**** Given records

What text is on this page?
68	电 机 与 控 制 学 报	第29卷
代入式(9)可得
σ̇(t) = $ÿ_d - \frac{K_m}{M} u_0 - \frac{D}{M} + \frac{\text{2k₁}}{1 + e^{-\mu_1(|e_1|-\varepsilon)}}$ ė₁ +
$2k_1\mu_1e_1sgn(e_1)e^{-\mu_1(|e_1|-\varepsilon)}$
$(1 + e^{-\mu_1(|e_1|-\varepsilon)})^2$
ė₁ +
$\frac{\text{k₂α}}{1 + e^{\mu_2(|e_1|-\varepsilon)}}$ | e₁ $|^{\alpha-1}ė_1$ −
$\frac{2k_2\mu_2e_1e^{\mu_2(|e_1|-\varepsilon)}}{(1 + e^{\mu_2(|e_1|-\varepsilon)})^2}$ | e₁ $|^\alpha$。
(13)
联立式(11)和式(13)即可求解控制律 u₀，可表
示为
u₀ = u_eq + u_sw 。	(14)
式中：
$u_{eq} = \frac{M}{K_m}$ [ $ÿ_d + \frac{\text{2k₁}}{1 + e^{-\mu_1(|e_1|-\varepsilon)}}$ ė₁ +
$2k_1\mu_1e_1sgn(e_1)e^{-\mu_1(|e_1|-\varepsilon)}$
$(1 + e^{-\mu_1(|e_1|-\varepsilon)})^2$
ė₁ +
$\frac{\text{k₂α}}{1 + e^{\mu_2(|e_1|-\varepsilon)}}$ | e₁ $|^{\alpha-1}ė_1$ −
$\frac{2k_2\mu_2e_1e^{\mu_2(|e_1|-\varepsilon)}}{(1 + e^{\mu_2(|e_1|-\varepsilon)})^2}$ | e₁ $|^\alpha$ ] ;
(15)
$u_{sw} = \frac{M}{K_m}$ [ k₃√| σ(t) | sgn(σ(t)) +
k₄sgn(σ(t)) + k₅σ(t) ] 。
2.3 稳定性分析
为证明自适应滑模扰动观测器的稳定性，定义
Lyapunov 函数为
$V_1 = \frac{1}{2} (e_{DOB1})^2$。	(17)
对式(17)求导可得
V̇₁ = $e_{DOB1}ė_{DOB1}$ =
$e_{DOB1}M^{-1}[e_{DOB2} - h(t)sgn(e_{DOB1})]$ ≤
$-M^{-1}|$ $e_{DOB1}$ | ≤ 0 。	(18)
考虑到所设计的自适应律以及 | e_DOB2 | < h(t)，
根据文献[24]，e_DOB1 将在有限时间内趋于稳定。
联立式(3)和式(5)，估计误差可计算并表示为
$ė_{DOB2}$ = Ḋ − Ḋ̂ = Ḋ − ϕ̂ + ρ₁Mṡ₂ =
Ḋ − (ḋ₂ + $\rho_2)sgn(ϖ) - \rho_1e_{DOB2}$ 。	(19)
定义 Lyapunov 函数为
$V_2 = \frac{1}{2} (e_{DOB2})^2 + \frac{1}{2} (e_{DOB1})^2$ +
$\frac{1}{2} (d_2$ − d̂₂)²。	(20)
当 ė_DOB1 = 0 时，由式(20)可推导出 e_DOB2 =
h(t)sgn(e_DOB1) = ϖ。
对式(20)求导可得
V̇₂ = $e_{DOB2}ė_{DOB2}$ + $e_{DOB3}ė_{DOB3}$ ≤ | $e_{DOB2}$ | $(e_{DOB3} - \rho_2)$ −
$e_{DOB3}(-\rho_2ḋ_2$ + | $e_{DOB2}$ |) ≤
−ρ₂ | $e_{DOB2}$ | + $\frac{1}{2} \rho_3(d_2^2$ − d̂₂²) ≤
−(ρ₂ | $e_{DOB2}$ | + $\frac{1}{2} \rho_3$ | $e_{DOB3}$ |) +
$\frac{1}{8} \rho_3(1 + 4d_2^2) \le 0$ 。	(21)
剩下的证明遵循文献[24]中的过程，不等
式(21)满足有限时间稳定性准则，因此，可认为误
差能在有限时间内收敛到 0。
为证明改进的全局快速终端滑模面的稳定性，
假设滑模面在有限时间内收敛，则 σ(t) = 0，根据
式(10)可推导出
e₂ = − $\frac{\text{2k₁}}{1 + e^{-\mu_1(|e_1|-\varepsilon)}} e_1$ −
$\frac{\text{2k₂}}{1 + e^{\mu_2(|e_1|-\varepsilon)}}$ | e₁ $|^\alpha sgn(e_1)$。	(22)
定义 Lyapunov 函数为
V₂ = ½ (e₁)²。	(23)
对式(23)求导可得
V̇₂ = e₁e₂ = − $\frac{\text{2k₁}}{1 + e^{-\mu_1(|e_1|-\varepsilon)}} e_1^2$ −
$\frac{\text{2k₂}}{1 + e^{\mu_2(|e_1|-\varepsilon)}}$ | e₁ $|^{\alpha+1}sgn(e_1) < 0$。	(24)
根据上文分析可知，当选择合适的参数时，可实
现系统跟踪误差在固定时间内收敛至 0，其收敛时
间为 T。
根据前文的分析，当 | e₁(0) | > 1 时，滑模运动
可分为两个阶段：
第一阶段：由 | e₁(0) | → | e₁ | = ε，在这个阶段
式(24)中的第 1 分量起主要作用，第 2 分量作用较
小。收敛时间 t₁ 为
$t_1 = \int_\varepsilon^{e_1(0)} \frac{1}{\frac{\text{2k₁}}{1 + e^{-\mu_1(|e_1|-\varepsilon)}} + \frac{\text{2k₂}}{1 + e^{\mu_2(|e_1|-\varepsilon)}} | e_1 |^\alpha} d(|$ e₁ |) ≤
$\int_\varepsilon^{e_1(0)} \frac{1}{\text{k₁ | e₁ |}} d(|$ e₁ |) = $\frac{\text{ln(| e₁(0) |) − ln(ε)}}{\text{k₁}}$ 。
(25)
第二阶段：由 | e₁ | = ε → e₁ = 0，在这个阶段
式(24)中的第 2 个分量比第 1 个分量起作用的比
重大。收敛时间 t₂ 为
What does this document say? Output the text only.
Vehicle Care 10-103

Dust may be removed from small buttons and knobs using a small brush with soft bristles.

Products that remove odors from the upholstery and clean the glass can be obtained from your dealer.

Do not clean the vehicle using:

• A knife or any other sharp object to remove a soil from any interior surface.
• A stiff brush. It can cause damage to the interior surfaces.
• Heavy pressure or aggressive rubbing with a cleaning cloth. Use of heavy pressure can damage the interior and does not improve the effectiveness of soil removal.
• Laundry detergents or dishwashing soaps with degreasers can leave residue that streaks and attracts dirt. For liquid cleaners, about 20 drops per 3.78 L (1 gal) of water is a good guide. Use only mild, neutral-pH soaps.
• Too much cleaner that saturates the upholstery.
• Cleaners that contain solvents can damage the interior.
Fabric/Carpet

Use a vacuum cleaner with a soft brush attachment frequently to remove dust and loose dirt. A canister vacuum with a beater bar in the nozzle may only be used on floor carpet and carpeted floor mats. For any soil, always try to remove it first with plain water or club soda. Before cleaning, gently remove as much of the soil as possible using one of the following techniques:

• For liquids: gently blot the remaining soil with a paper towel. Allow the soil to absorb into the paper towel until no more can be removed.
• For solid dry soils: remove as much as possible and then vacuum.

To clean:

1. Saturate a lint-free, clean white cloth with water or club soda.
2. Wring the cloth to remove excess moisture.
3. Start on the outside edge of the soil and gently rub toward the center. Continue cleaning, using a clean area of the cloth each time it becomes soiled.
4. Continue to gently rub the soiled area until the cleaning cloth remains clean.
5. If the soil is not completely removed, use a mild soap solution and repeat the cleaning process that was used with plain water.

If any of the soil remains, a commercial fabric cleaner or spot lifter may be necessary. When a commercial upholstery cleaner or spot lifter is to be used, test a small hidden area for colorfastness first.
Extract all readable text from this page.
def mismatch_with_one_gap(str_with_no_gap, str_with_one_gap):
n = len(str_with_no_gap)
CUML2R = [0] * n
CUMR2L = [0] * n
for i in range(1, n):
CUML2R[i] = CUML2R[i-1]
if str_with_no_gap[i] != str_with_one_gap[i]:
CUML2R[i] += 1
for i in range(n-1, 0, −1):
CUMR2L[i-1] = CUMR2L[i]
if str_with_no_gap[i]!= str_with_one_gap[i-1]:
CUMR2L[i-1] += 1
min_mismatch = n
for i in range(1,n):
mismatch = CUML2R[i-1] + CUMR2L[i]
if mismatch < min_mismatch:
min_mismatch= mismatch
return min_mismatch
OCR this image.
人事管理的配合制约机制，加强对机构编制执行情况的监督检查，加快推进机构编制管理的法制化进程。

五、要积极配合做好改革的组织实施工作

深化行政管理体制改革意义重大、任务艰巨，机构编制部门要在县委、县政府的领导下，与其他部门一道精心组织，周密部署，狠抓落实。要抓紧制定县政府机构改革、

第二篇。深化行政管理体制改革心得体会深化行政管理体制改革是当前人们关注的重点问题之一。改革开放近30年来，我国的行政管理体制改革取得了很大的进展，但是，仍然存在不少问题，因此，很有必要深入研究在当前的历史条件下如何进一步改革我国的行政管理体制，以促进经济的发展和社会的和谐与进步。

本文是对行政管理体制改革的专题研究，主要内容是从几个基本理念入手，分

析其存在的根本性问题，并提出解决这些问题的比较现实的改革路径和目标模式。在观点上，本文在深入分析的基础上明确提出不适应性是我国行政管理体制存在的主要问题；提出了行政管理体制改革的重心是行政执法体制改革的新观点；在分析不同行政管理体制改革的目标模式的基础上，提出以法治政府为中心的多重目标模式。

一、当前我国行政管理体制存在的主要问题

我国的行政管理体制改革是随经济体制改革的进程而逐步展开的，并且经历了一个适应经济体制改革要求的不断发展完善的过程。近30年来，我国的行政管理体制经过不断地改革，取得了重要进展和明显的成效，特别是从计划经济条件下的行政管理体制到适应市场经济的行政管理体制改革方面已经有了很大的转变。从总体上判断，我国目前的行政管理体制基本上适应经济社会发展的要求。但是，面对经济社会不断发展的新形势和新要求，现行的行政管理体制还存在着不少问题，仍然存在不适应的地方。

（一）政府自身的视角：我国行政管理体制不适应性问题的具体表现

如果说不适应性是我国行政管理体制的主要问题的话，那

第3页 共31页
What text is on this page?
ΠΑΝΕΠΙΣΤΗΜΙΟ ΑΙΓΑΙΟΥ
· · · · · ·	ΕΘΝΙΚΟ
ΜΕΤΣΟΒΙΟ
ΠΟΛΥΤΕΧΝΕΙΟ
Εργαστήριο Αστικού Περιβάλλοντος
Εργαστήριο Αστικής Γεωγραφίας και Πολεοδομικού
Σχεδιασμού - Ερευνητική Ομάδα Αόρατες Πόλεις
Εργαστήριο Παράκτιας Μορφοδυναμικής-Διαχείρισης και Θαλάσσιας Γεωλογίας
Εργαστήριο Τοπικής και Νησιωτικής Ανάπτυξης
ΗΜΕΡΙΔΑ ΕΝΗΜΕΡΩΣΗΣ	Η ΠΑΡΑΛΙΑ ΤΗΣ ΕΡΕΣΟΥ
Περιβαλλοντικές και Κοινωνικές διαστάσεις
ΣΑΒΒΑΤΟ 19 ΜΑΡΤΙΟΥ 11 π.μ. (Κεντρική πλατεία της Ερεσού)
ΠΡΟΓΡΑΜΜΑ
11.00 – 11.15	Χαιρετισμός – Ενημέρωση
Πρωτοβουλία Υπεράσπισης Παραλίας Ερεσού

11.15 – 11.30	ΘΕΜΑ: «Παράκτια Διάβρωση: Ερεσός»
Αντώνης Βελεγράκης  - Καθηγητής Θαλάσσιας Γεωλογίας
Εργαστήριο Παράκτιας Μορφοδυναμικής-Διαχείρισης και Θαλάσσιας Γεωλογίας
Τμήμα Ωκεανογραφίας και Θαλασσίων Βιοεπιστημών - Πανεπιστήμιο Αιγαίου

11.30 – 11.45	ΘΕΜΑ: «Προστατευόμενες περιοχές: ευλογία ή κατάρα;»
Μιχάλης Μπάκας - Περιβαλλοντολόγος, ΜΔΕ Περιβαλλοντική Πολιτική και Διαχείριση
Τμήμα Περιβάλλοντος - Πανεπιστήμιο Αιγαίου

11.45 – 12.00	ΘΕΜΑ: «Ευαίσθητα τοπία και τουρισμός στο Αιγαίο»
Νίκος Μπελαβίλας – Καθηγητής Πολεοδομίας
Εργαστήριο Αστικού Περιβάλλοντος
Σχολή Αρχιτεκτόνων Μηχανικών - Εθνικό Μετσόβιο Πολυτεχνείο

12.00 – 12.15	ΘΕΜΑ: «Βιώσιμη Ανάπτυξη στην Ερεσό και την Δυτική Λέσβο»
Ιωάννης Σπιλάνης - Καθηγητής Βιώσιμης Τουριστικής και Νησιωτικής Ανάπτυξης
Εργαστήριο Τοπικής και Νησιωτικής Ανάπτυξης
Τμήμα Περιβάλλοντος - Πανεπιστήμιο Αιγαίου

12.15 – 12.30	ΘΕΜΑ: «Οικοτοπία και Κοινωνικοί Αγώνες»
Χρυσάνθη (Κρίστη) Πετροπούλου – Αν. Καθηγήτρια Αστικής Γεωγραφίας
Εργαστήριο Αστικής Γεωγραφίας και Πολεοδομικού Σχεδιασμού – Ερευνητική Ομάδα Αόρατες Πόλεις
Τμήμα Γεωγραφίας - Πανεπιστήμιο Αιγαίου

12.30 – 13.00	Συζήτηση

********

### Directive
Locate all lines holding the word "Αστικής", then copy them out.

### Answer for this exercise
Εργαστήριο Αστικής Γεωγραφίας και Πολεοδομικού
Χρυσάνθη (Κρίστη) Πετροπούλου – Αν. Καθηγήτρια Αστικής Γεωγραφίας
Εργαστήριο Αστικής Γεωγραφίας και Πολεοδομικού Σχεδιασμού – Ερευνητική Ομάδα Αόρατες Πόλεις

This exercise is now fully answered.